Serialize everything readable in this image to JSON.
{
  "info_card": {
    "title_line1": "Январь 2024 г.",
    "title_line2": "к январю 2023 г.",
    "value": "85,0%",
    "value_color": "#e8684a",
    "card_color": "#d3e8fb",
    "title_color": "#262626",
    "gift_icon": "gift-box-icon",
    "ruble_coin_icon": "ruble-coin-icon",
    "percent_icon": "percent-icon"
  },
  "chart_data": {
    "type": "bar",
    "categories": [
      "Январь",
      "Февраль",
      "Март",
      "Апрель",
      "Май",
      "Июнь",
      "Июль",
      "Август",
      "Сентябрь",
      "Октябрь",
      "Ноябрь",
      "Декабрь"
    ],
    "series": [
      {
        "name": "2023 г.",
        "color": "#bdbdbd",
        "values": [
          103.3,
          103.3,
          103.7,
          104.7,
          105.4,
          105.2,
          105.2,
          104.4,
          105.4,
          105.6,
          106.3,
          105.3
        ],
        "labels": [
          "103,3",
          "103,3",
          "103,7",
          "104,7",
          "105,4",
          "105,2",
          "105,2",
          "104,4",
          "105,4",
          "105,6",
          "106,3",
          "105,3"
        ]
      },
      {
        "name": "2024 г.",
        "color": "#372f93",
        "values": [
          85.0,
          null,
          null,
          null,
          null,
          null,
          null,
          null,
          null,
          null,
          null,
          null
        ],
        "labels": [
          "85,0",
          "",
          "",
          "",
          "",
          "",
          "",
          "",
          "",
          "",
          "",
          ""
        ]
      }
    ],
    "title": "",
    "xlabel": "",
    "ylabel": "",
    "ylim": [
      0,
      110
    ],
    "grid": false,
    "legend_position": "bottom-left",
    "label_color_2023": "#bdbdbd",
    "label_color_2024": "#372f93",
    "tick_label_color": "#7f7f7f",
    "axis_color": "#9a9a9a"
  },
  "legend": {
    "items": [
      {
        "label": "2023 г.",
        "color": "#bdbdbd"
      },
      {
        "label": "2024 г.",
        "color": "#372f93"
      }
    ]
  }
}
++++
Extract all the entries word for word.

▸ Right answer
Serialize everything readable in this image to JSON.
{
  "info_card": {
    "title_line1": "Январь 2024 г.",
    "title_line2": "к январю 2023 г.",
    "value": "85,0%",
    "value_color": "#e8684a",
    "card_color": "#d3e8fb",
    "title_color": "#262626",
    "gift_icon": "gift-box-icon",
    "ruble_coin_icon": "ruble-coin-icon",
    "percent_icon": "percent-icon"
  },
  "chart_data": {
    "type": "bar",
    "categories": [
      "Январь",
      "Февраль",
      "Март",
      "Апрель",
      "Май",
      "Июнь",
      "Июль",
      "Август",
      "Сентябрь",
      "Октябрь",
      "Ноябрь",
      "Декабрь"
    ],
    "series": [
      {
        "name": "2023 г.",
        "color": "#bdbdbd",
        "values": [
          103.3,
          103.3,
          103.7,
          104.7,
          105.4,
          105.2,
          105.2,
          104.4,
          105.4,
          105.6,
          106.3,
          105.3
        ],
        "labels": [
          "103,3",
          "103,3",
          "103,7",
          "104,7",
          "105,4",
          "105,2",
          "105,2",
          "104,4",
          "105,4",
          "105,6",
          "106,3",
          "105,3"
        ]
      },
      {
        "name": "2024 г.",
        "color": "#372f93",
        "values": [
          85.0,
          null,
          null,
          null,
          null,
          null,
          null,
          null,
          null,
          null,
          null,
          null
        ],
        "labels": [
          "85,0",
          "",
          "",
          "",
          "",
          "",
          "",
          "",
          "",
          "",
          "",
          ""
        ]
      }
    ],
    "title": "",
    "xlabel": "",
    "ylabel": "",
    "ylim": [
      0,
      110
    ],
    "grid": false,
    "legend_position": "bottom-left",
    "label_color_2023": "#bdbdbd",
    "label_color_2024": "#372f93",
    "tick_label_color": "#7f7f7f",
    "axis_color": "#9a9a9a"
  },
  "legend": {
    "items": [
      {
        "label": "2023 г.",
        "color": "#bdbdbd"
      },
      {
        "label": "2024 г.",
        "color": "#372f93"
      }
    ]
  }
}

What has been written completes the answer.